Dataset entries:

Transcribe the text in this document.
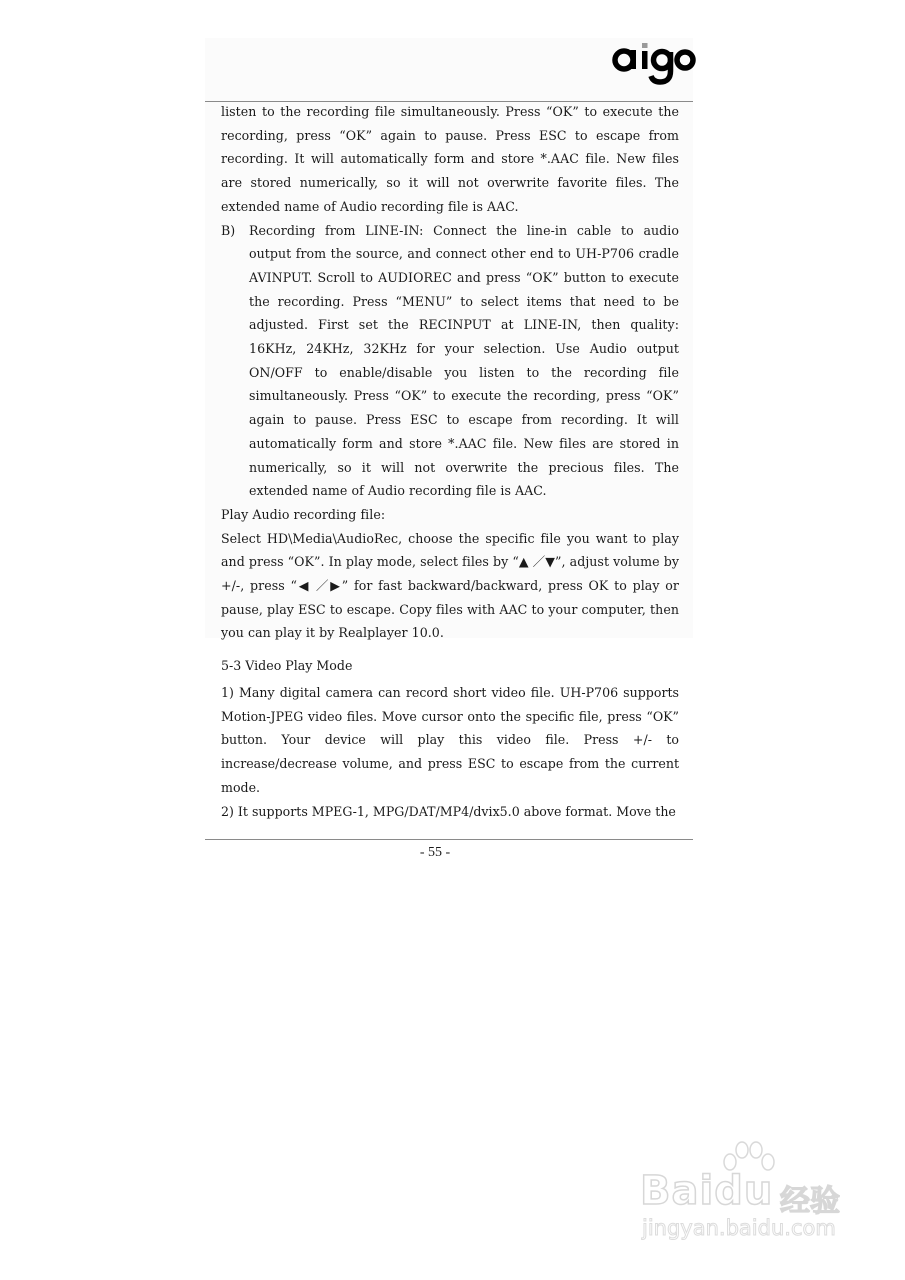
listen to the recording file simultaneously. Press “OK” to execute the recording, press “OK” again to pause. Press ESC to escape from recording. It will automatically form and store *.AAC file. New files are stored numerically, so it will not overwrite favorite files. The extended name of Audio recording file is AAC.

B)	Recording from LINE-IN: Connect the line-in cable to audio output from the source, and connect other end to UH-P706 cradle AVINPUT. Scroll to AUDIOREC and press “OK” button to execute the recording. Press “MENU” to select items that need to be adjusted. First set the RECINPUT at LINE-IN, then quality: 16KHz, 24KHz, 32KHz for your selection. Use Audio output ON/OFF to enable/disable you listen to the recording file simultaneously. Press “OK” to execute the recording, press “OK” again to pause. Press ESC to escape from recording. It will automatically form and store *.AAC file. New files are stored in numerically, so it will not overwrite the precious files. The extended name of Audio recording file is AAC.

Play Audio recording file:

Select HD\Media\AudioRec, choose the specific file you want to play and press “OK”. In play mode, select files by “▲ ／▼”, adjust volume by +/-, press “◀ ／▶” for fast backward/backward, press OK to play or pause, play ESC to escape. Copy files with AAC to your computer, then you can play it by Realplayer 10.0.

5-3 Video Play Mode

1) Many digital camera can record short video file. UH-P706 supports Motion-JPEG video files. Move cursor onto the specific file, press “OK” button. Your device will play this video file. Press +/- to increase/decrease volume, and press ESC to escape from the current mode.

2) It supports MPEG-1, MPG/DAT/MP4/dvix5.0 above format. Move the

- 55 -
Baidu 经验
jingyan.baidu.com
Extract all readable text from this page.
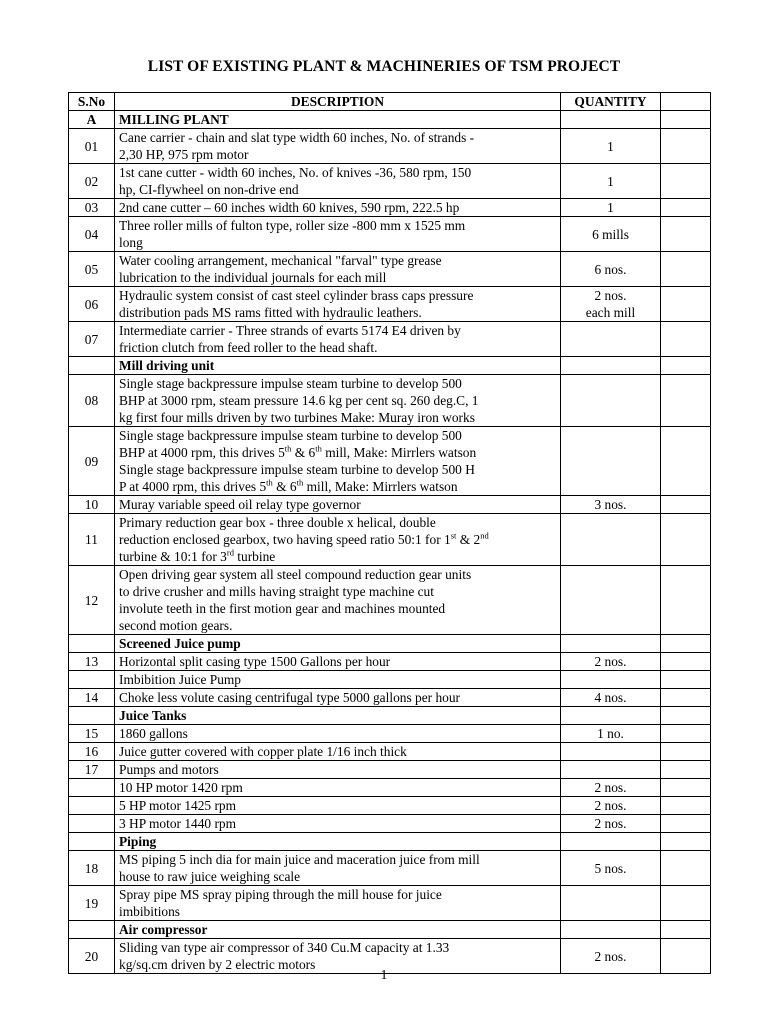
LIST OF EXISTING PLANT & MACHINERIES OF TSM PROJECT
S.No	DESCRIPTION	QUANTITY	
A	MILLING PLANT		
01	Cane carrier - chain and slat type width 60 inches, No. of strands -
2,30 HP, 975 rpm motor	1	
02	1st cane cutter - width 60 inches, No. of knives -36, 580 rpm, 150
hp, CI-flywheel on non-drive end	1	
03	2nd cane cutter – 60 inches width 60 knives, 590 rpm, 222.5 hp	1	
04	Three roller mills of fulton type, roller size -800 mm x 1525 mm
long	6 mills	
05	Water cooling arrangement, mechanical "farval" type grease
lubrication to the individual journals for each mill	6 nos.	
06	Hydraulic system consist of cast steel cylinder brass caps pressure
distribution pads MS rams fitted with hydraulic leathers.	2 nos.
each mill	
07	Intermediate carrier - Three strands of evarts 5174 E4 driven by
friction clutch from feed roller to the head shaft.		
	Mill driving unit		
08	Single stage backpressure impulse steam turbine to develop 500
BHP at 3000 rpm, steam pressure 14.6 kg per cent sq. 260 deg.C, 1
kg first four mills driven by two turbines Make: Muray iron works		
09	Single stage backpressure impulse steam turbine to develop 500
BHP at 4000 rpm, this drives 5th & 6th mill, Make: Mirrlers watson
Single stage backpressure impulse steam turbine to develop 500 H
P at 4000 rpm, this drives 5th & 6th mill, Make: Mirrlers watson		
10	Muray variable speed oil relay type governor	3 nos.	
11	Primary reduction gear box - three double x helical, double
reduction enclosed gearbox, two having speed ratio 50:1 for 1st & 2nd
turbine & 10:1 for 3rd turbine		
12	Open driving gear system all steel compound reduction gear units
to drive crusher and mills having straight type machine cut
involute teeth in the first motion gear and machines mounted
second motion gears.		
	Screened Juice pump		
13	Horizontal split casing type 1500 Gallons per hour	2 nos.	
	Imbibition Juice Pump		
14	Choke less volute casing centrifugal type 5000 gallons per hour	4 nos.	
	Juice Tanks		
15	1860 gallons	1 no.	
16	Juice gutter covered with copper plate 1/16 inch thick		
17	Pumps and motors		
	10 HP motor 1420 rpm	2 nos.	
	5 HP motor 1425 rpm	2 nos.	
	3 HP motor 1440 rpm	2 nos.	
	Piping		
18	MS piping 5 inch dia for main juice and maceration juice from mill
house to raw juice weighing scale	5 nos.	
19	Spray pipe MS spray piping through the mill house for juice
imbibitions		
	Air compressor		
20	Sliding van type air compressor of 340 Cu.M capacity at 1.33
kg/sq.cm driven by 2 electric motors	2 nos.	
1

» GIVEN EXERCISE
The entries above should be reproduced exactly, without their pictures.

» RIGHT ANSWER
Transcribe the text in this document.
listen to the recording file simultaneously. Press “OK” to execute the recording, press “OK” again to pause. Press ESC to escape from recording. It will automatically form and store *.AAC file. New files are stored numerically, so it will not overwrite favorite files. The extended name of Audio recording file is AAC.

B)	Recording from LINE-IN: Connect the line-in cable to audio output from the source, and connect other end to UH-P706 cradle AVINPUT. Scroll to AUDIOREC and press “OK” button to execute the recording. Press “MENU” to select items that need to be adjusted. First set the RECINPUT at LINE-IN, then quality: 16KHz, 24KHz, 32KHz for your selection. Use Audio output ON/OFF to enable/disable you listen to the recording file simultaneously. Press “OK” to execute the recording, press “OK” again to pause. Press ESC to escape from recording. It will automatically form and store *.AAC file. New files are stored in numerically, so it will not overwrite the precious files. The extended name of Audio recording file is AAC.

Play Audio recording file:

Select HD\Media\AudioRec, choose the specific file you want to play and press “OK”. In play mode, select files by “▲ ／▼”, adjust volume by +/-, press “◀ ／▶” for fast backward/backward, press OK to play or pause, play ESC to escape. Copy files with AAC to your computer, then you can play it by Realplayer 10.0.

5-3 Video Play Mode

1) Many digital camera can record short video file. UH-P706 supports Motion-JPEG video files. Move cursor onto the specific file, press “OK” button. Your device will play this video file. Press +/- to increase/decrease volume, and press ESC to escape from the current mode.

2) It supports MPEG-1, MPG/DAT/MP4/dvix5.0 above format. Move the

- 55 -
Baidu 经验
jingyan.baidu.com
Extract all readable text from this page.
LIST OF EXISTING PLANT & MACHINERIES OF TSM PROJECT
S.No	DESCRIPTION	QUANTITY	
A	MILLING PLANT		
01	Cane carrier - chain and slat type width 60 inches, No. of strands -
2,30 HP, 975 rpm motor	1	
02	1st cane cutter - width 60 inches, No. of knives -36, 580 rpm, 150
hp, CI-flywheel on non-drive end	1	
03	2nd cane cutter – 60 inches width 60 knives, 590 rpm, 222.5 hp	1	
04	Three roller mills of fulton type, roller size -800 mm x 1525 mm
long	6 mills	
05	Water cooling arrangement, mechanical "farval" type grease
lubrication to the individual journals for each mill	6 nos.	
06	Hydraulic system consist of cast steel cylinder brass caps pressure
distribution pads MS rams fitted with hydraulic leathers.	2 nos.
each mill	
07	Intermediate carrier - Three strands of evarts 5174 E4 driven by
friction clutch from feed roller to the head shaft.		
	Mill driving unit		
08	Single stage backpressure impulse steam turbine to develop 500
BHP at 3000 rpm, steam pressure 14.6 kg per cent sq. 260 deg.C, 1
kg first four mills driven by two turbines Make: Muray iron works		
09	Single stage backpressure impulse steam turbine to develop 500
BHP at 4000 rpm, this drives 5th & 6th mill, Make: Mirrlers watson
Single stage backpressure impulse steam turbine to develop 500 H
P at 4000 rpm, this drives 5th & 6th mill, Make: Mirrlers watson		
10	Muray variable speed oil relay type governor	3 nos.	
11	Primary reduction gear box - three double x helical, double
reduction enclosed gearbox, two having speed ratio 50:1 for 1st & 2nd
turbine & 10:1 for 3rd turbine		
12	Open driving gear system all steel compound reduction gear units
to drive crusher and mills having straight type machine cut
involute teeth in the first motion gear and machines mounted
second motion gears.		
	Screened Juice pump		
13	Horizontal split casing type 1500 Gallons per hour	2 nos.	
	Imbibition Juice Pump		
14	Choke less volute casing centrifugal type 5000 gallons per hour	4 nos.	
	Juice Tanks		
15	1860 gallons	1 no.	
16	Juice gutter covered with copper plate 1/16 inch thick		
17	Pumps and motors		
	10 HP motor 1420 rpm	2 nos.	
	5 HP motor 1425 rpm	2 nos.	
	3 HP motor 1440 rpm	2 nos.	
	Piping		
18	MS piping 5 inch dia for main juice and maceration juice from mill
house to raw juice weighing scale	5 nos.	
19	Spray pipe MS spray piping through the mill house for juice
imbibitions		
	Air compressor		
20	Sliding van type air compressor of 340 Cu.M capacity at 1.33
kg/sq.cm driven by 2 electric motors	2 nos.	
1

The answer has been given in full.